• Problem:
Reproduce the following entries word for word.

• Records to use:
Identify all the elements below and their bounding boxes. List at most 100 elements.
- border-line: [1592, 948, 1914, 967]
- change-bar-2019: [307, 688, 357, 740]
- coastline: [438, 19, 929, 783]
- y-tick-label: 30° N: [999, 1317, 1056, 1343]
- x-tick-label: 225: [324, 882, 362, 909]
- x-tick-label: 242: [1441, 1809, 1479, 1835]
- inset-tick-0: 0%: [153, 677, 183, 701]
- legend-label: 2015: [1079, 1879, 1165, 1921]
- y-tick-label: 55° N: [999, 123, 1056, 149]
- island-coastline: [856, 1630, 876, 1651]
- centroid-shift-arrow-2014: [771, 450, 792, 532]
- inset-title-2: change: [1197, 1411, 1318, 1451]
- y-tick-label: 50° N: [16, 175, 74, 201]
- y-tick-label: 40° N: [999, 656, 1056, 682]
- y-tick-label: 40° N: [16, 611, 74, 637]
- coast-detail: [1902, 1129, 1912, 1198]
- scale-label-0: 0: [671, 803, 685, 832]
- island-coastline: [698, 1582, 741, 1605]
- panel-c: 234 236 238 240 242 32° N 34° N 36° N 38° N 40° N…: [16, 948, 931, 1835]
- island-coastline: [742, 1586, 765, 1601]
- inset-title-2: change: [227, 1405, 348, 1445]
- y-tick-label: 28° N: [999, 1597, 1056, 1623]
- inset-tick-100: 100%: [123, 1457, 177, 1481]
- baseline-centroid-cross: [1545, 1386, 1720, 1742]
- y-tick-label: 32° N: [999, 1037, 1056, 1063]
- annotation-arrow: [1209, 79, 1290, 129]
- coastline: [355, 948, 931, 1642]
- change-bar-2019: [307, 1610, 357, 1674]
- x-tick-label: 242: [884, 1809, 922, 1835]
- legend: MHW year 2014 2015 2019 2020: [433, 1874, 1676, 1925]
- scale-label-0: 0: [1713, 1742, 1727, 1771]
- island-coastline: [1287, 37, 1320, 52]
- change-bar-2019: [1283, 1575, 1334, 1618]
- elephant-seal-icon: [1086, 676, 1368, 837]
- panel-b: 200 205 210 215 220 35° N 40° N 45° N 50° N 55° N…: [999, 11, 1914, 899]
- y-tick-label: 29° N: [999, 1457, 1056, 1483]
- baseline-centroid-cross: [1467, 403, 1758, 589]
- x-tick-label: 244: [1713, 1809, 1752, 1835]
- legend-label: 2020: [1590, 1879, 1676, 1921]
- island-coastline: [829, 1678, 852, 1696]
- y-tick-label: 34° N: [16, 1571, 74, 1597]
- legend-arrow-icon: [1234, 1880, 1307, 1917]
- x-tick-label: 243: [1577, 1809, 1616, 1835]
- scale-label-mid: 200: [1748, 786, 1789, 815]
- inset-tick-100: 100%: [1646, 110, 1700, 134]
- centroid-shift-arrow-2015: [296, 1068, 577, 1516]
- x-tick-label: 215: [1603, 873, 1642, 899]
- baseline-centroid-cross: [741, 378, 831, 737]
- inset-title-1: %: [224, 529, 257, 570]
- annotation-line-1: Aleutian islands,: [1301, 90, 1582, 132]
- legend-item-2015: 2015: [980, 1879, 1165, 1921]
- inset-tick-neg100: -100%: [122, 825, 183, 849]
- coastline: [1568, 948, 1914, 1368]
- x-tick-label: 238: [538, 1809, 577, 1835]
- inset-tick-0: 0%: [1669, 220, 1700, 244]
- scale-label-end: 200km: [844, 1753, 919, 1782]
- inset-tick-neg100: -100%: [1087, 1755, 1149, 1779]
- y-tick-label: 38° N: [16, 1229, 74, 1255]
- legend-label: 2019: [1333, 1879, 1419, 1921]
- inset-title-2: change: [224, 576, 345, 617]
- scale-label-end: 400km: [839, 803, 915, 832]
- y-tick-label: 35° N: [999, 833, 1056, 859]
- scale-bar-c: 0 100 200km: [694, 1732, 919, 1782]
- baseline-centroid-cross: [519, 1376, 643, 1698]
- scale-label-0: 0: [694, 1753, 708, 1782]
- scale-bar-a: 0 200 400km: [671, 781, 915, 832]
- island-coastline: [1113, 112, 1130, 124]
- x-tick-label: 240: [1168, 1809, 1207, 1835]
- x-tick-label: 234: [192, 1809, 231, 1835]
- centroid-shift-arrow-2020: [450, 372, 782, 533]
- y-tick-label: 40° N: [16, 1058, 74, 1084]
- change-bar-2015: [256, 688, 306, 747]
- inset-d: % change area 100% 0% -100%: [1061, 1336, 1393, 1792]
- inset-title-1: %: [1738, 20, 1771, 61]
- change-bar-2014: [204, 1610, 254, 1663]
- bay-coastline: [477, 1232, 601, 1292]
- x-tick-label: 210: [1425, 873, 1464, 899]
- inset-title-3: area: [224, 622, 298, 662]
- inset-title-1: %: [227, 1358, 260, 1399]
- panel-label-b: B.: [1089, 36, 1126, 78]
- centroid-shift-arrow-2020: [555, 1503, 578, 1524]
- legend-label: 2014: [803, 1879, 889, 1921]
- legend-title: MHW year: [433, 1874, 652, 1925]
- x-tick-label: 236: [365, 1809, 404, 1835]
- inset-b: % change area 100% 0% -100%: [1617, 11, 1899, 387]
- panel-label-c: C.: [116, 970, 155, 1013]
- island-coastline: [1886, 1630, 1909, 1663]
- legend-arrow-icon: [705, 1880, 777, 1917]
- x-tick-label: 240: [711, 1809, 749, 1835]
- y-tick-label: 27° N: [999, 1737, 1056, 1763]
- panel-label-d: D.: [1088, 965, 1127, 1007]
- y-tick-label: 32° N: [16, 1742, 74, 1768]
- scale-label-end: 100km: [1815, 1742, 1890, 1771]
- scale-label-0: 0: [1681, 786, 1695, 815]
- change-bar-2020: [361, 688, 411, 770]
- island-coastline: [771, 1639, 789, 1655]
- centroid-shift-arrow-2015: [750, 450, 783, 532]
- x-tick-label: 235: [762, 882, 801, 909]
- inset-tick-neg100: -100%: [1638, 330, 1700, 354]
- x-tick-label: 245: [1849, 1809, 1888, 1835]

• Result of the exercise:
Identify all the elements below and their bounding boxes. List at most 100 elements.
- border-line: [1592, 948, 1914, 967]
- change-bar-2019: [307, 688, 357, 740]
- coastline: [438, 19, 929, 783]
- y-tick-label: 30° N: [999, 1317, 1056, 1343]
- x-tick-label: 225: [324, 882, 362, 909]
- x-tick-label: 242: [1441, 1809, 1479, 1835]
- inset-tick-0: 0%: [153, 677, 183, 701]
- legend-label: 2015: [1079, 1879, 1165, 1921]
- y-tick-label: 55° N: [999, 123, 1056, 149]
- island-coastline: [856, 1630, 876, 1651]
- centroid-shift-arrow-2014: [771, 450, 792, 532]
- inset-title-2: change: [1197, 1411, 1318, 1451]
- y-tick-label: 50° N: [16, 175, 74, 201]
- y-tick-label: 40° N: [999, 656, 1056, 682]
- y-tick-label: 40° N: [16, 611, 74, 637]
- coast-detail: [1902, 1129, 1912, 1198]
- scale-label-0: 0: [671, 803, 685, 832]
- island-coastline: [698, 1582, 741, 1605]
- panel-c: 234 236 238 240 242 32° N 34° N 36° N 38° N 40° N…: [16, 948, 931, 1835]
- island-coastline: [742, 1586, 765, 1601]
- inset-title-2: change: [227, 1405, 348, 1445]
- y-tick-label: 28° N: [999, 1597, 1056, 1623]
- inset-tick-100: 100%: [123, 1457, 177, 1481]
- baseline-centroid-cross: [1545, 1386, 1720, 1742]
- y-tick-label: 32° N: [999, 1037, 1056, 1063]
- annotation-arrow: [1209, 79, 1290, 129]
- coastline: [355, 948, 931, 1642]
- change-bar-2019: [307, 1610, 357, 1674]
- x-tick-label: 242: [884, 1809, 922, 1835]
- legend: MHW year 2014 2015 2019 2020: [433, 1874, 1676, 1925]
- scale-label-0: 0: [1713, 1742, 1727, 1771]
- island-coastline: [1287, 37, 1320, 52]
- change-bar-2019: [1283, 1575, 1334, 1618]
- elephant-seal-icon: [1086, 676, 1368, 837]
- panel-b: 200 205 210 215 220 35° N 40° N 45° N 50° N 55° N…: [999, 11, 1914, 899]
- y-tick-label: 29° N: [999, 1457, 1056, 1483]
- baseline-centroid-cross: [1467, 403, 1758, 589]
- x-tick-label: 244: [1713, 1809, 1752, 1835]
- legend-label: 2020: [1590, 1879, 1676, 1921]
- island-coastline: [829, 1678, 852, 1696]
- y-tick-label: 34° N: [16, 1571, 74, 1597]
- legend-arrow-icon: [1234, 1880, 1307, 1917]
- x-tick-label: 243: [1577, 1809, 1616, 1835]
- scale-label-mid: 200: [1748, 786, 1789, 815]
- inset-tick-100: 100%: [1646, 110, 1700, 134]
- centroid-shift-arrow-2015: [296, 1068, 577, 1516]
- x-tick-label: 215: [1603, 873, 1642, 899]
- baseline-centroid-cross: [741, 378, 831, 737]
- inset-title-1: %: [224, 529, 257, 570]
- annotation-line-1: Aleutian islands,: [1301, 90, 1582, 132]
- legend-item-2015: 2015: [980, 1879, 1165, 1921]
- inset-tick-neg100: -100%: [122, 825, 183, 849]
- coastline: [1568, 948, 1914, 1368]
- x-tick-label: 238: [538, 1809, 577, 1835]
- inset-tick-0: 0%: [1669, 220, 1700, 244]
- scale-label-end: 200km: [844, 1753, 919, 1782]
- inset-tick-neg100: -100%: [1087, 1755, 1149, 1779]
- y-tick-label: 38° N: [16, 1229, 74, 1255]
- legend-label: 2019: [1333, 1879, 1419, 1921]
- inset-title-2: change: [224, 576, 345, 617]
- scale-label-end: 400km: [839, 803, 915, 832]
- y-tick-label: 35° N: [999, 833, 1056, 859]
- scale-bar-c: 0 100 200km: [694, 1732, 919, 1782]
- baseline-centroid-cross: [519, 1376, 643, 1698]
- scale-label-0: 0: [694, 1753, 708, 1782]
- scale-bar-a: 0 200 400km: [671, 781, 915, 832]
- island-coastline: [1113, 112, 1130, 124]
- x-tick-label: 240: [1168, 1809, 1207, 1835]
- x-tick-label: 234: [192, 1809, 231, 1835]
- centroid-shift-arrow-2020: [450, 372, 782, 533]
- y-tick-label: 40° N: [16, 1058, 74, 1084]
- change-bar-2015: [256, 688, 306, 747]
- inset-d: % change area 100% 0% -100%: [1061, 1336, 1393, 1792]
- inset-title-1: %: [1738, 20, 1771, 61]
- change-bar-2014: [204, 1610, 254, 1663]
- bay-coastline: [477, 1232, 601, 1292]
- x-tick-label: 210: [1425, 873, 1464, 899]
- inset-title-3: area: [224, 622, 298, 662]
- inset-title-1: %: [227, 1358, 260, 1399]
- panel-label-b: B.: [1089, 36, 1126, 78]
- centroid-shift-arrow-2020: [555, 1503, 578, 1524]
- legend-label: 2014: [803, 1879, 889, 1921]
- legend-title: MHW year: [433, 1874, 652, 1925]
- x-tick-label: 236: [365, 1809, 404, 1835]
- inset-b: % change area 100% 0% -100%: [1617, 11, 1899, 387]
- panel-label-c: C.: [116, 970, 155, 1013]
- island-coastline: [1886, 1630, 1909, 1663]
- legend-arrow-icon: [705, 1880, 777, 1917]
- x-tick-label: 240: [711, 1809, 749, 1835]
- y-tick-label: 27° N: [999, 1737, 1056, 1763]
- panel-label-d: D.: [1088, 965, 1127, 1007]
- y-tick-label: 32° N: [16, 1742, 74, 1768]
- scale-label-end: 100km: [1815, 1742, 1890, 1771]
- scale-label-0: 0: [1681, 786, 1695, 815]
- change-bar-2020: [361, 688, 411, 770]
- island-coastline: [771, 1639, 789, 1655]
- centroid-shift-arrow-2015: [750, 450, 783, 532]
- x-tick-label: 235: [762, 882, 801, 909]
- inset-tick-neg100: -100%: [1638, 330, 1700, 354]
- x-tick-label: 245: [1849, 1809, 1888, 1835]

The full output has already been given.